[Task directions] Present each line of the entries below that holds the word "completed".

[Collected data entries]

::::::

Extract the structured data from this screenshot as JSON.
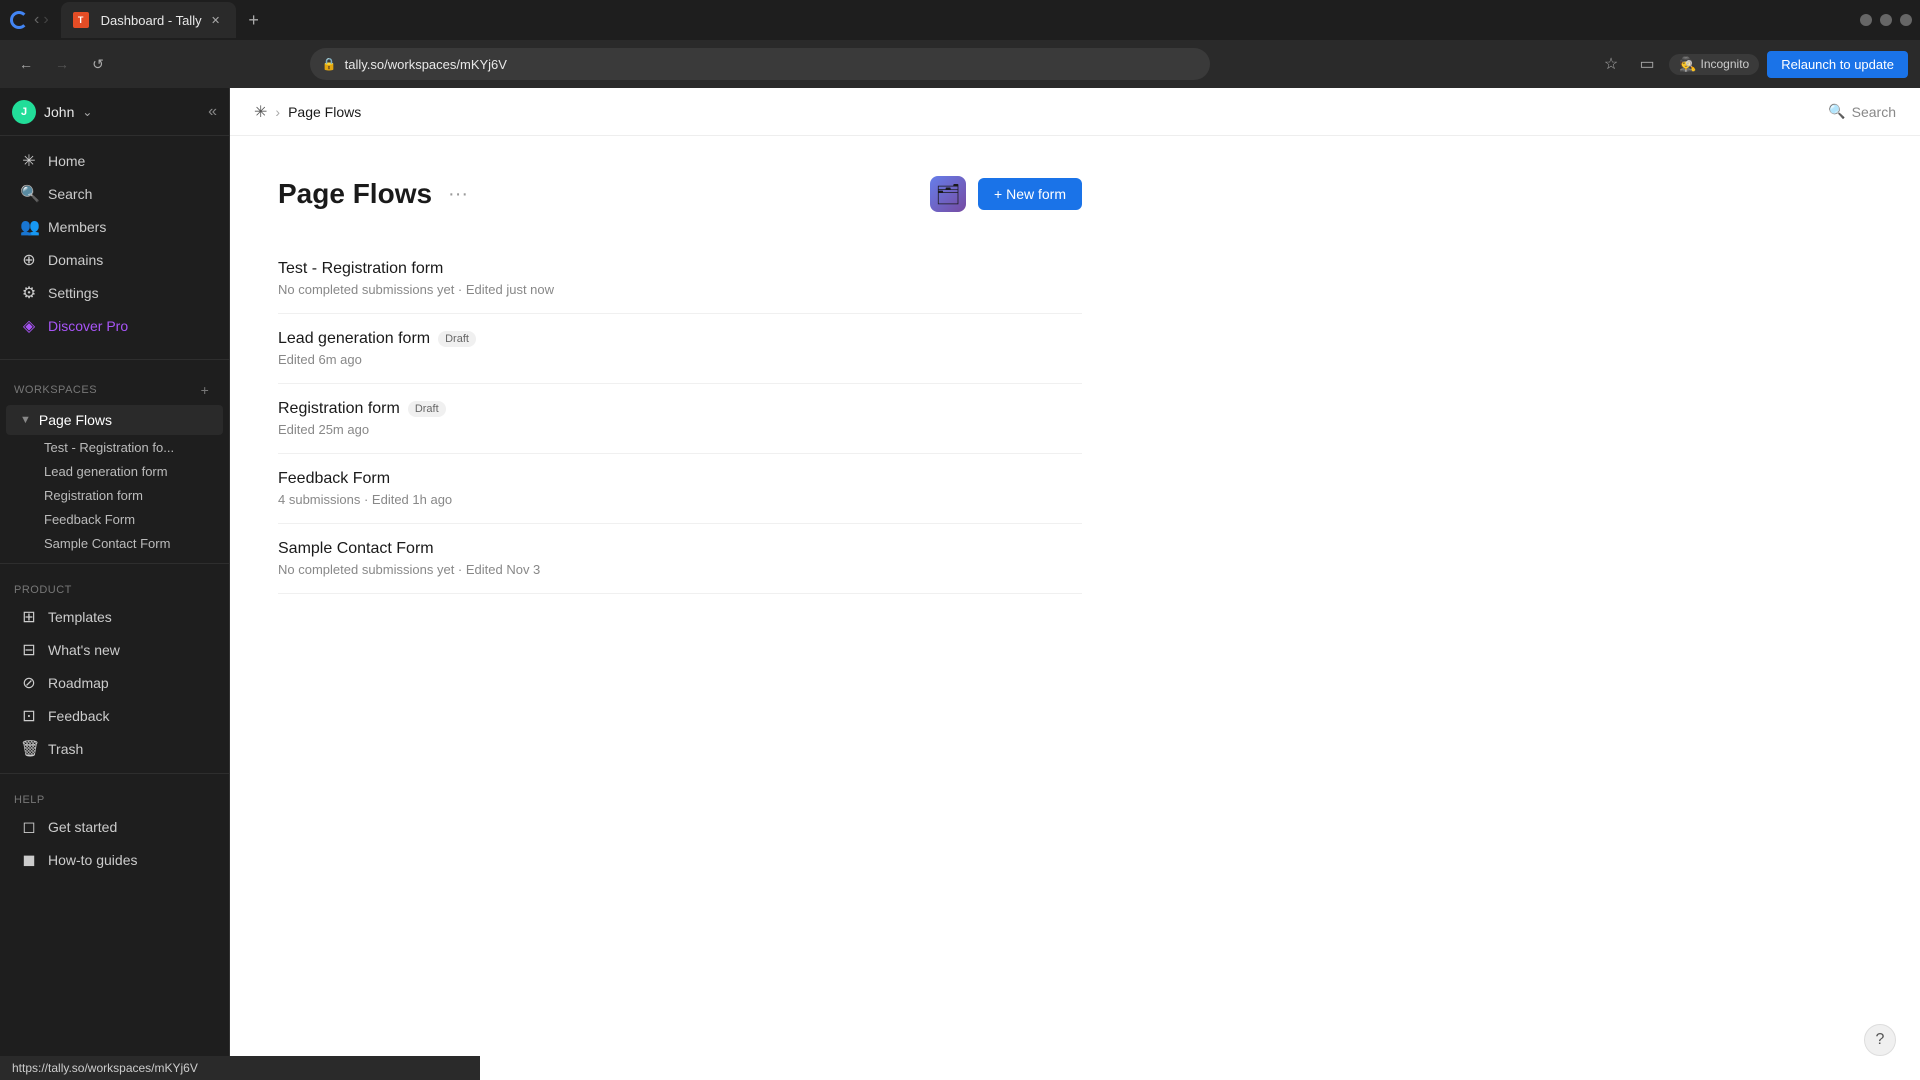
{
  "browser": {
    "tab_title": "Dashboard - Tally",
    "url": "tally.so/workspaces/mKYj6V",
    "status_url": "https://tally.so/workspaces/mKYj6V",
    "relaunch_label": "Relaunch to update",
    "incognito_label": "Incognito",
    "new_tab_symbol": "+"
  },
  "header": {
    "breadcrumb_icon": "✳",
    "breadcrumb_page": "Page Flows",
    "search_label": "Search"
  },
  "sidebar": {
    "user_name": "John",
    "user_initial": "J",
    "nav_items": [
      {
        "id": "home",
        "icon": "✳",
        "label": "Home"
      },
      {
        "id": "search",
        "icon": "○",
        "label": "Search"
      },
      {
        "id": "members",
        "icon": "◯",
        "label": "Members"
      },
      {
        "id": "domains",
        "icon": "⊕",
        "label": "Domains"
      },
      {
        "id": "settings",
        "icon": "⚙",
        "label": "Settings"
      },
      {
        "id": "discover-pro",
        "icon": "◈",
        "label": "Discover Pro"
      }
    ],
    "workspaces_label": "Workspaces",
    "workspace_name": "Page Flows",
    "sub_items": [
      "Test - Registration fo...",
      "Lead generation form",
      "Registration form",
      "Feedback Form",
      "Sample Contact Form"
    ],
    "product_label": "Product",
    "product_items": [
      {
        "id": "templates",
        "icon": "⊞",
        "label": "Templates"
      },
      {
        "id": "whats-new",
        "icon": "⊟",
        "label": "What's new"
      },
      {
        "id": "roadmap",
        "icon": "⊘",
        "label": "Roadmap"
      },
      {
        "id": "feedback",
        "icon": "⊡",
        "label": "Feedback"
      },
      {
        "id": "trash",
        "icon": "🗑",
        "label": "Trash"
      }
    ],
    "help_label": "Help",
    "help_items": [
      {
        "id": "get-started",
        "icon": "◻",
        "label": "Get started"
      },
      {
        "id": "how-to-guides",
        "icon": "◼",
        "label": "How-to guides"
      }
    ]
  },
  "page": {
    "title": "Page Flows",
    "new_form_label": "+ New form",
    "menu_dots": "···",
    "forms": [
      {
        "name": "Test - Registration form",
        "draft": false,
        "meta": "No completed submissions yet · Edited just now"
      },
      {
        "name": "Lead generation form",
        "draft": true,
        "meta": "Edited 6m ago"
      },
      {
        "name": "Registration form",
        "draft": true,
        "meta": "Edited 25m ago"
      },
      {
        "name": "Feedback Form",
        "draft": false,
        "meta": "4 submissions · Edited 1h ago"
      },
      {
        "name": "Sample Contact Form",
        "draft": false,
        "meta": "No completed submissions yet · Edited Nov 3"
      }
    ],
    "draft_badge_label": "Draft"
  },
  "status_bar": {
    "url": "https://tally.so/workspaces/mKYj6V"
  }
}
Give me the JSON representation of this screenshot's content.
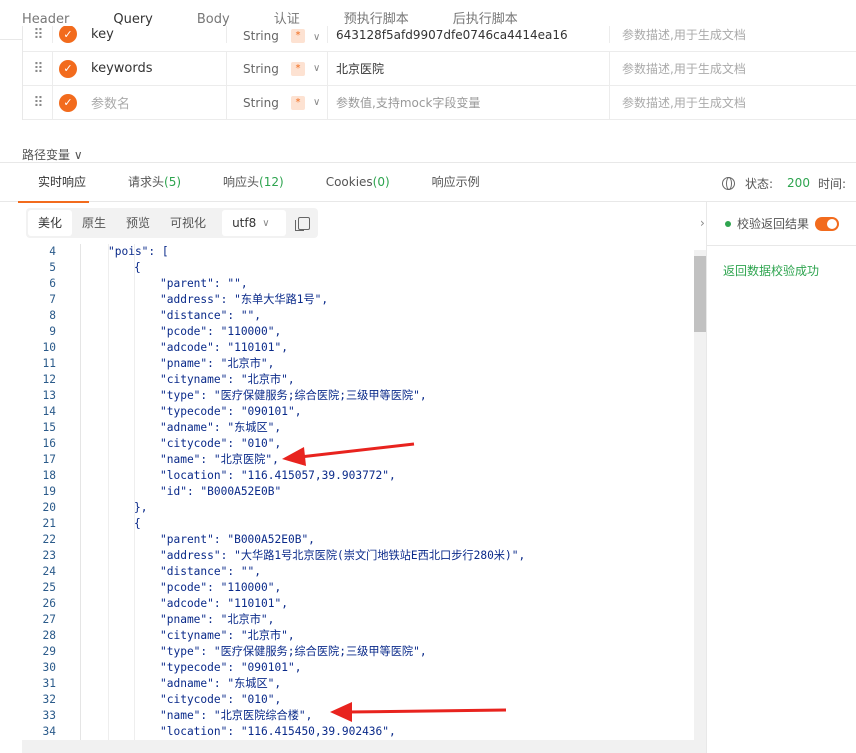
{
  "top_tabs": [
    "Header",
    "Query",
    "Body",
    "认证",
    "预执行脚本",
    "后执行脚本"
  ],
  "params": [
    {
      "name": "key",
      "type": "String",
      "required": "*",
      "value": "643128f5afd9907dfe0746ca4414ea16",
      "desc": "参数描述,用于生成文档"
    },
    {
      "name": "keywords",
      "type": "String",
      "required": "*",
      "value": "北京医院",
      "desc": "参数描述,用于生成文档"
    },
    {
      "name": "参数名",
      "type": "String",
      "required": "*",
      "value": "参数值,支持mock字段变量",
      "desc": "参数描述,用于生成文档"
    }
  ],
  "path_var_label": "路径变量",
  "resp_tabs": [
    {
      "label": "实时响应",
      "count": ""
    },
    {
      "label": "请求头",
      "count": "(5)"
    },
    {
      "label": "响应头",
      "count": "(12)"
    },
    {
      "label": "Cookies",
      "count": "(0)"
    },
    {
      "label": "响应示例",
      "count": ""
    }
  ],
  "status": {
    "label": "状态:",
    "code": "200",
    "time_label": "时间:"
  },
  "toolbar": {
    "beautify": "美化",
    "raw": "原生",
    "preview": "预览",
    "visualize": "可视化",
    "encoding": "utf8"
  },
  "right_panel": {
    "verify_label": "校验返回结果",
    "verify_ok": "返回数据校验成功"
  },
  "code_lines": [
    {
      "n": "4",
      "t": "\"pois\": [",
      "i": 0
    },
    {
      "n": "5",
      "t": "{",
      "i": 1
    },
    {
      "n": "6",
      "t": "\"parent\": \"\",",
      "i": 2
    },
    {
      "n": "7",
      "t": "\"address\": \"东单大华路1号\",",
      "i": 2
    },
    {
      "n": "8",
      "t": "\"distance\": \"\",",
      "i": 2
    },
    {
      "n": "9",
      "t": "\"pcode\": \"110000\",",
      "i": 2
    },
    {
      "n": "10",
      "t": "\"adcode\": \"110101\",",
      "i": 2
    },
    {
      "n": "11",
      "t": "\"pname\": \"北京市\",",
      "i": 2
    },
    {
      "n": "12",
      "t": "\"cityname\": \"北京市\",",
      "i": 2
    },
    {
      "n": "13",
      "t": "\"type\": \"医疗保健服务;综合医院;三级甲等医院\",",
      "i": 2
    },
    {
      "n": "14",
      "t": "\"typecode\": \"090101\",",
      "i": 2
    },
    {
      "n": "15",
      "t": "\"adname\": \"东城区\",",
      "i": 2
    },
    {
      "n": "16",
      "t": "\"citycode\": \"010\",",
      "i": 2
    },
    {
      "n": "17",
      "t": "\"name\": \"北京医院\",",
      "i": 2
    },
    {
      "n": "18",
      "t": "\"location\": \"116.415057,39.903772\",",
      "i": 2
    },
    {
      "n": "19",
      "t": "\"id\": \"B000A52E0B\"",
      "i": 2
    },
    {
      "n": "20",
      "t": "},",
      "i": 1
    },
    {
      "n": "21",
      "t": "{",
      "i": 1
    },
    {
      "n": "22",
      "t": "\"parent\": \"B000A52E0B\",",
      "i": 2
    },
    {
      "n": "23",
      "t": "\"address\": \"大华路1号北京医院(崇文门地铁站E西北口步行280米)\",",
      "i": 2
    },
    {
      "n": "24",
      "t": "\"distance\": \"\",",
      "i": 2
    },
    {
      "n": "25",
      "t": "\"pcode\": \"110000\",",
      "i": 2
    },
    {
      "n": "26",
      "t": "\"adcode\": \"110101\",",
      "i": 2
    },
    {
      "n": "27",
      "t": "\"pname\": \"北京市\",",
      "i": 2
    },
    {
      "n": "28",
      "t": "\"cityname\": \"北京市\",",
      "i": 2
    },
    {
      "n": "29",
      "t": "\"type\": \"医疗保健服务;综合医院;三级甲等医院\",",
      "i": 2
    },
    {
      "n": "30",
      "t": "\"typecode\": \"090101\",",
      "i": 2
    },
    {
      "n": "31",
      "t": "\"adname\": \"东城区\",",
      "i": 2
    },
    {
      "n": "32",
      "t": "\"citycode\": \"010\",",
      "i": 2
    },
    {
      "n": "33",
      "t": "\"name\": \"北京医院综合楼\",",
      "i": 2
    },
    {
      "n": "34",
      "t": "\"location\": \"116.415450,39.902436\",",
      "i": 2
    }
  ],
  "colors": {
    "accent": "#f26b1d",
    "success": "#2ea44f",
    "annotation": "#e8231e"
  }
}
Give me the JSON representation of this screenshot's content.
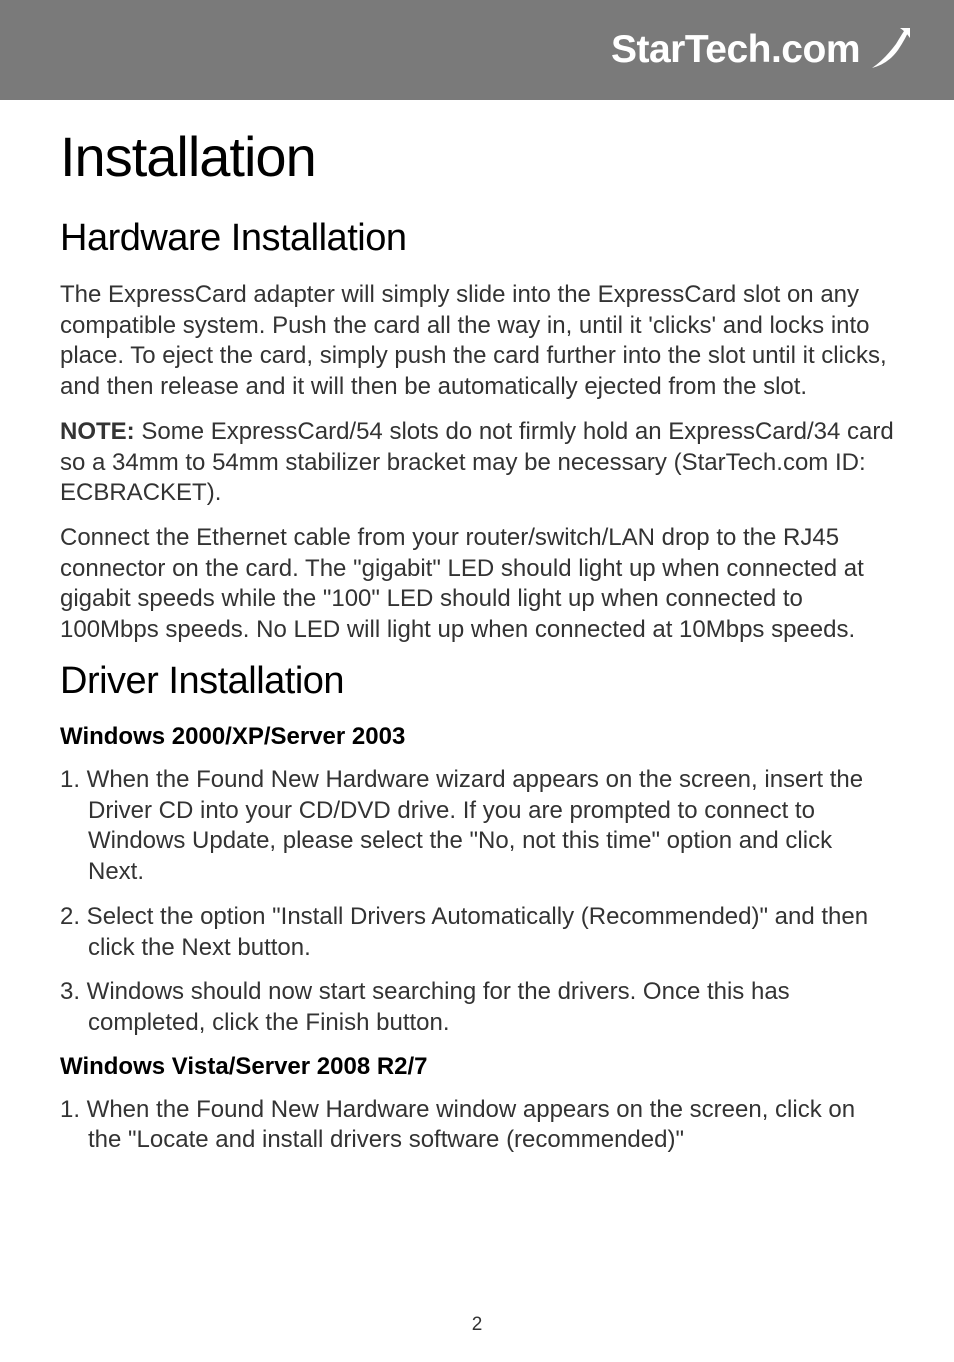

::::::

[Exercise result]
        "meta": "No completed submissions yet · Edited just now"
        "meta": "No completed submissions yet · Edited Nov 3"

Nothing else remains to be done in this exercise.